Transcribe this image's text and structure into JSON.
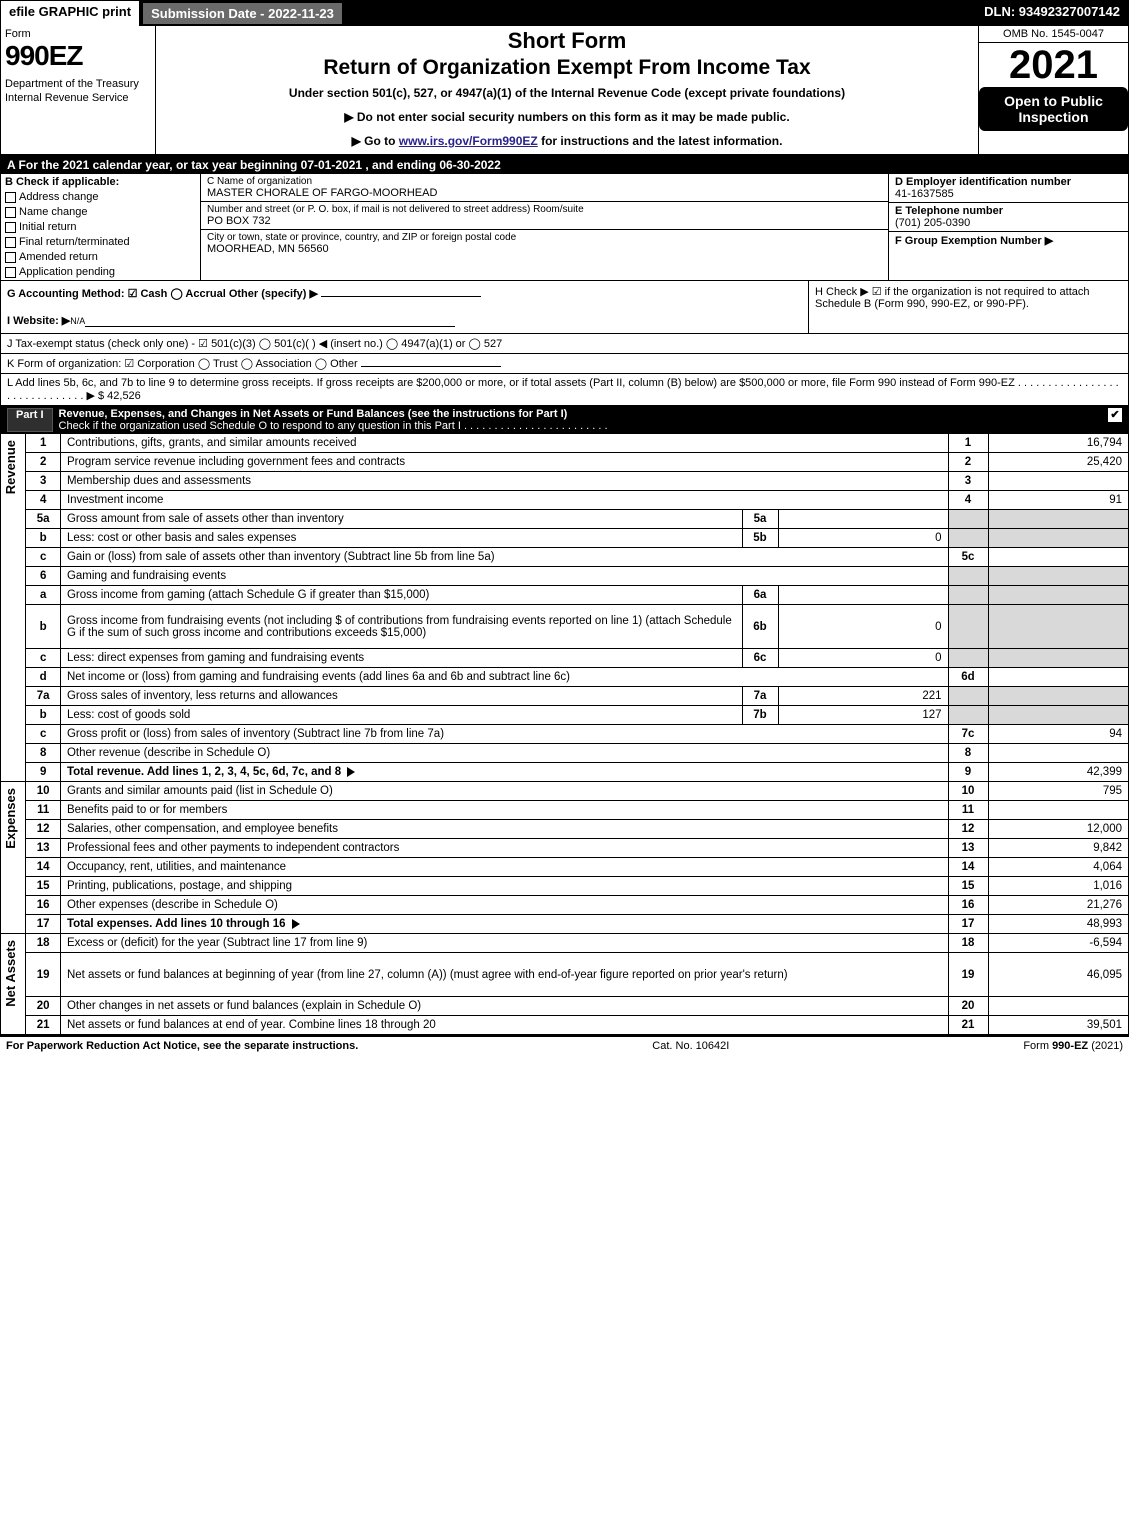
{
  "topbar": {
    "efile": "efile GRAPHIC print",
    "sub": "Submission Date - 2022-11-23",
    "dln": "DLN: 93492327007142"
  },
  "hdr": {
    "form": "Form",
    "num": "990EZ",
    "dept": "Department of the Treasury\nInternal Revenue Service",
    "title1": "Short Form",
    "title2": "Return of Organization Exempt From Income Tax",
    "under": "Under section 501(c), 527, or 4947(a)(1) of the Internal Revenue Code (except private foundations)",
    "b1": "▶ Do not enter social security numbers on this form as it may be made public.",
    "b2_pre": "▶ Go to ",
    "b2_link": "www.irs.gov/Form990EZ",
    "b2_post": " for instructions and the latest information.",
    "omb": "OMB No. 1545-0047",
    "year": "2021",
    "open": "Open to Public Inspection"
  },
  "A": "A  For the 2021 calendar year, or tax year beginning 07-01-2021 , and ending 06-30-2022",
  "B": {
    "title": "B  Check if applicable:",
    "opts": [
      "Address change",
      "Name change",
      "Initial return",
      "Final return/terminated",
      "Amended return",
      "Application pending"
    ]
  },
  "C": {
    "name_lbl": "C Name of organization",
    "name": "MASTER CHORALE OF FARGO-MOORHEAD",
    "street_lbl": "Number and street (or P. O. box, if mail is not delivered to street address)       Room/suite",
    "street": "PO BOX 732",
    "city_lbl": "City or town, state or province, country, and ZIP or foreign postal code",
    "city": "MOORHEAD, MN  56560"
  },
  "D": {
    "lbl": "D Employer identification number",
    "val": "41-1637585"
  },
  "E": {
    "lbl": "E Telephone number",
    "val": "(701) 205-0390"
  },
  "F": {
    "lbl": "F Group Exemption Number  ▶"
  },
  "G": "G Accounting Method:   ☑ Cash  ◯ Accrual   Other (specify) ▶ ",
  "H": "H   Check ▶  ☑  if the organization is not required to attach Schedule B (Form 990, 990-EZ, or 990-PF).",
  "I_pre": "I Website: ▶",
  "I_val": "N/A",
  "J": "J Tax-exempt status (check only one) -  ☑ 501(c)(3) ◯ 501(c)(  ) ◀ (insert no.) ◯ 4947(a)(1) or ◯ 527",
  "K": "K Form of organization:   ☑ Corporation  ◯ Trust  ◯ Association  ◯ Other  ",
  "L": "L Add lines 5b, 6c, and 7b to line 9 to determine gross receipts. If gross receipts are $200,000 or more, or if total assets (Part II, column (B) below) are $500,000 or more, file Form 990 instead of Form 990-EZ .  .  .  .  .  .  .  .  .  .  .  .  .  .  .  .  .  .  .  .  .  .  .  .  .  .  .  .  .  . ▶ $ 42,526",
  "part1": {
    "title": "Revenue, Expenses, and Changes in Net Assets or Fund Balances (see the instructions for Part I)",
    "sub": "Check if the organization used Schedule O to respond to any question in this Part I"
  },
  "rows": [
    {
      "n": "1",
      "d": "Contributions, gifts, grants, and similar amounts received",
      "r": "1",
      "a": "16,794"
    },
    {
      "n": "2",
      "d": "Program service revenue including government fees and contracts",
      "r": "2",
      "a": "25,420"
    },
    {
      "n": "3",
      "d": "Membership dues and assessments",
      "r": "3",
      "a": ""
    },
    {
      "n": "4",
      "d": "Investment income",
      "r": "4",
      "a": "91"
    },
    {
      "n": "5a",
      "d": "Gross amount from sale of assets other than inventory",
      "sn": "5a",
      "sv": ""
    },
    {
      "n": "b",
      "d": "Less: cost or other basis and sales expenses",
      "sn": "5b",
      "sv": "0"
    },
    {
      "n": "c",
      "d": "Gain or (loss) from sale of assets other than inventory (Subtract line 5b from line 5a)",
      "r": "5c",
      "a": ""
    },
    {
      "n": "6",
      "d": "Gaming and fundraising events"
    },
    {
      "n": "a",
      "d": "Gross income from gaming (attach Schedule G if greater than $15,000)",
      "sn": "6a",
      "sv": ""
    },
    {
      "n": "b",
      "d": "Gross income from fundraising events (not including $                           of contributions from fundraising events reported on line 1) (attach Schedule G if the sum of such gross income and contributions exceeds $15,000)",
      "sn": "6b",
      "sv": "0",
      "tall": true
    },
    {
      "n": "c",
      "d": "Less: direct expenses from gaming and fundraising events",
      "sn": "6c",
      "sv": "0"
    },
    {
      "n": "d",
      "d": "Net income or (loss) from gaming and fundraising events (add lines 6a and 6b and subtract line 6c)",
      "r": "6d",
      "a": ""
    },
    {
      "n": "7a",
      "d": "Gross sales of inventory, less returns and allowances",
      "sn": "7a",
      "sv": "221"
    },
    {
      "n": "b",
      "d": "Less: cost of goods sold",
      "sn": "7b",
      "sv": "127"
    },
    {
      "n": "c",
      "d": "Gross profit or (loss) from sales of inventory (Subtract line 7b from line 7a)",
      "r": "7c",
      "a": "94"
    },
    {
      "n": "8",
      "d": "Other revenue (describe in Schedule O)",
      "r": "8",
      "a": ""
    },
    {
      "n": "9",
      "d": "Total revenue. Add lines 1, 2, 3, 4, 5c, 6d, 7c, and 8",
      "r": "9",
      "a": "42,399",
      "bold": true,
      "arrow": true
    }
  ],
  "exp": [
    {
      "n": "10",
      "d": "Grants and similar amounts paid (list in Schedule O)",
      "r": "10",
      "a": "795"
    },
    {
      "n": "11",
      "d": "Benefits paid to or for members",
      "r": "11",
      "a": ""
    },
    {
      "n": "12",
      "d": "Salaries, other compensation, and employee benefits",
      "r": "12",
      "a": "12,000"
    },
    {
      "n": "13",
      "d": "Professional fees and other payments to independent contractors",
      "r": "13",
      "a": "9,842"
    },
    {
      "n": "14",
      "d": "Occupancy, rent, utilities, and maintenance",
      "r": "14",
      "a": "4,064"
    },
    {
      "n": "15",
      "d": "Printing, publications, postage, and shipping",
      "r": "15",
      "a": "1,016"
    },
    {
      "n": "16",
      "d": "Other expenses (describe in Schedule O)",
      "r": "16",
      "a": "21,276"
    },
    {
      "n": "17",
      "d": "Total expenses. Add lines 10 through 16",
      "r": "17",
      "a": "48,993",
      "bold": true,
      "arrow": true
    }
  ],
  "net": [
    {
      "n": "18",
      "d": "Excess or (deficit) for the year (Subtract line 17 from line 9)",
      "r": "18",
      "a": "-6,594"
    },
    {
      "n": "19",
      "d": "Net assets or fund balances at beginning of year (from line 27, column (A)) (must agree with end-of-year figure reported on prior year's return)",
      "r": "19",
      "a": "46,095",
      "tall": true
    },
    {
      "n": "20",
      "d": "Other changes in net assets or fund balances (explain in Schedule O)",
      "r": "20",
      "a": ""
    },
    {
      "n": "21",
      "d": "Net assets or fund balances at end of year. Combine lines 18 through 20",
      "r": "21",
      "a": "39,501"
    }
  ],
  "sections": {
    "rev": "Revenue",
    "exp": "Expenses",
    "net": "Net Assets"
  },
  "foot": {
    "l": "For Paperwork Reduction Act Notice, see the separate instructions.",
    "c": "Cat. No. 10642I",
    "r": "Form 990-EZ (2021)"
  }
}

* * *

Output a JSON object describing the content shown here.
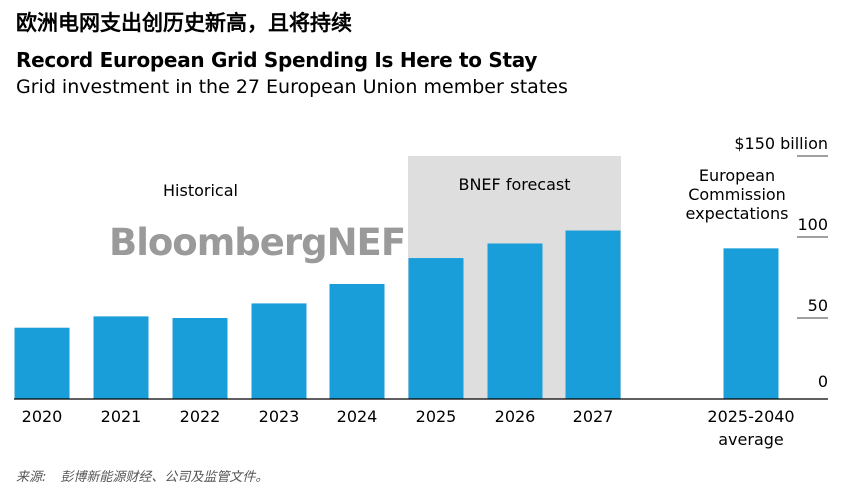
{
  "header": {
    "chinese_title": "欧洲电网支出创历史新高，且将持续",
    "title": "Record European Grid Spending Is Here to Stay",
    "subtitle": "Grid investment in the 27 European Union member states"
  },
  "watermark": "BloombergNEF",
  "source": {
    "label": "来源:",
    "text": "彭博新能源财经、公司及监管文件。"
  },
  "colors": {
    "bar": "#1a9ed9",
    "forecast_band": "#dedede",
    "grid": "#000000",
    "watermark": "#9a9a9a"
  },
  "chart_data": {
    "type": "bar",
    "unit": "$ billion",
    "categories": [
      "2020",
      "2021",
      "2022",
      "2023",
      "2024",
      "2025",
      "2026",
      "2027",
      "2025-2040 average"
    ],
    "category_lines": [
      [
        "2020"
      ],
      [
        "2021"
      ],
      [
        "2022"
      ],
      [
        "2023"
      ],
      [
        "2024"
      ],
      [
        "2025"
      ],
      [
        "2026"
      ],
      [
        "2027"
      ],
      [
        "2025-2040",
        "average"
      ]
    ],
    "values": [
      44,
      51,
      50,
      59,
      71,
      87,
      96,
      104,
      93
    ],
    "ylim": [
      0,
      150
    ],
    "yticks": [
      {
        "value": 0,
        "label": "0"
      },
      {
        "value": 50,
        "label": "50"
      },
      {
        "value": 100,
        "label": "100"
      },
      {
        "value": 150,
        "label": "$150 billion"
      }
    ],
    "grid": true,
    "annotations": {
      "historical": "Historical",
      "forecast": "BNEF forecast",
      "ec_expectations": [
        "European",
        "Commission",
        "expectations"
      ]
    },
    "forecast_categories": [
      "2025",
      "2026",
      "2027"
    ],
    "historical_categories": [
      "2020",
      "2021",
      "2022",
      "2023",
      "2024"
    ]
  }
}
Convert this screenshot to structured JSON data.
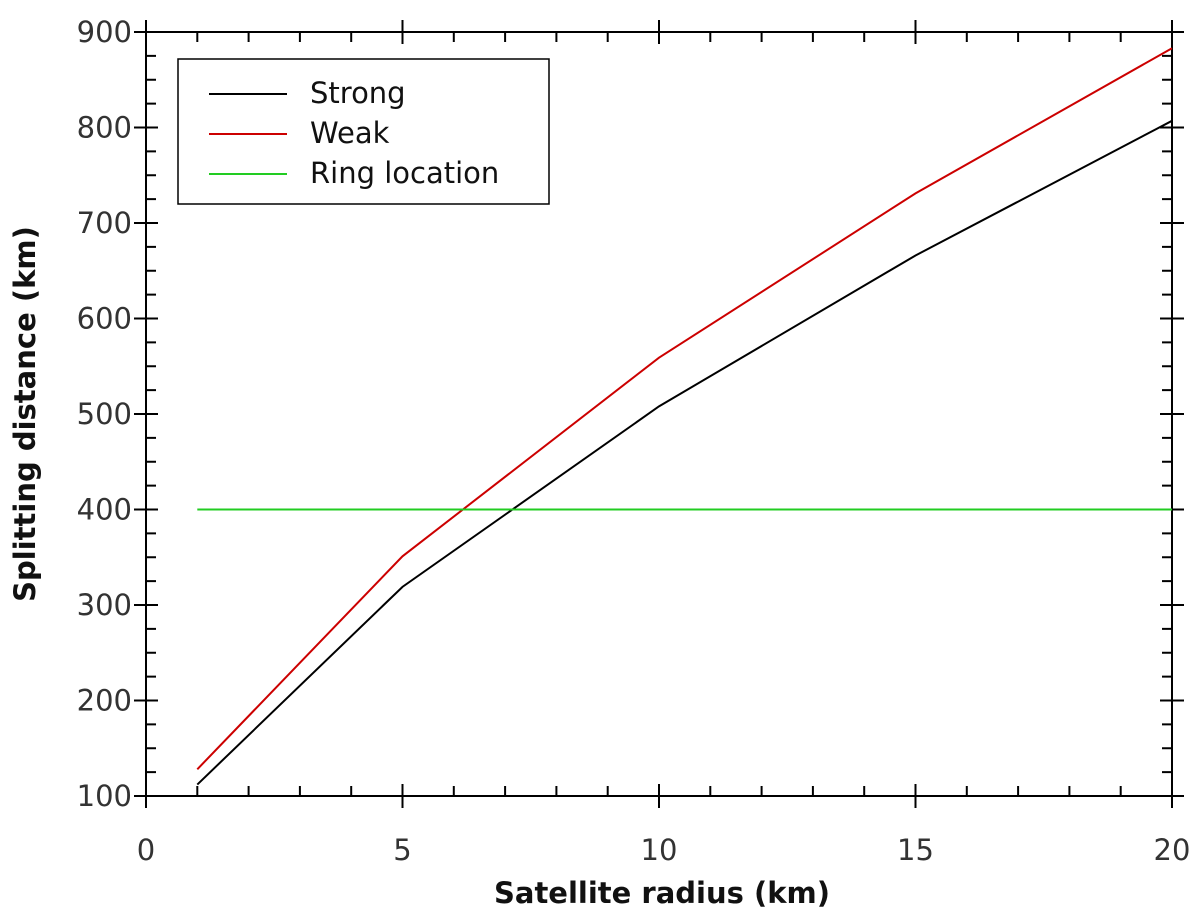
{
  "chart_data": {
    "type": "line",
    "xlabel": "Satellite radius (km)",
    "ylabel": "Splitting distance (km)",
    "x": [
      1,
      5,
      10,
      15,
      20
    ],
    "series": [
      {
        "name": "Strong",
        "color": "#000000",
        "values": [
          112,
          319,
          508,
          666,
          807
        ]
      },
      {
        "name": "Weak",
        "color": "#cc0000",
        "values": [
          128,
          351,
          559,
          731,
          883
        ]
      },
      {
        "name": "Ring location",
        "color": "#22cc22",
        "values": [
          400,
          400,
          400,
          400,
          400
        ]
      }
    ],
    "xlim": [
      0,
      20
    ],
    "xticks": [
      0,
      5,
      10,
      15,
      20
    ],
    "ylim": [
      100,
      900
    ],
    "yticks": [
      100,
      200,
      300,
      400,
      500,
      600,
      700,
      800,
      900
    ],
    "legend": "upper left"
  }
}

◆ **Problem details**
Select, from the listing, all lines that include the word "inventory".

◆ **Correct answer**
      "d": "Gross amount from sale of assets other than inventory",
      "d": "Gain or (loss) from sale of assets other than inventory (Subtract line 5b from line 5a)",
      "d": "Gross sales of inventory, less returns and allowances",
      "d": "Gross profit or (loss) from sales of inventory (Subtract line 7b from line 7a)",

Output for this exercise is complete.